- _Objective_
Out of the lines in this data, how many include "headline"? Give the number and nothing else.

#### Data rows ####

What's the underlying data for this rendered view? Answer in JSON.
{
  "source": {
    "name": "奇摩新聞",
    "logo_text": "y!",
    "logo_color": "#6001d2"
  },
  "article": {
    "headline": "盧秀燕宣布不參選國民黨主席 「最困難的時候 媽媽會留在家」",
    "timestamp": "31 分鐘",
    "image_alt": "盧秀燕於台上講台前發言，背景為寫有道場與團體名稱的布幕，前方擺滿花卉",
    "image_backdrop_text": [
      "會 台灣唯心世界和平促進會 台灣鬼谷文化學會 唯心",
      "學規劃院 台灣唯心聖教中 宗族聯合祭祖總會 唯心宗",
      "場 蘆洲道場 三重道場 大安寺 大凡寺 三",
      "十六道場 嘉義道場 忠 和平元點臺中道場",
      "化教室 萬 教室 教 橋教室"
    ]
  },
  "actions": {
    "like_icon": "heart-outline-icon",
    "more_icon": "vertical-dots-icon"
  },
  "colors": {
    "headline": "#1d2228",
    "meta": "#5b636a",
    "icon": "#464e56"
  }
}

####

- _Solution_
2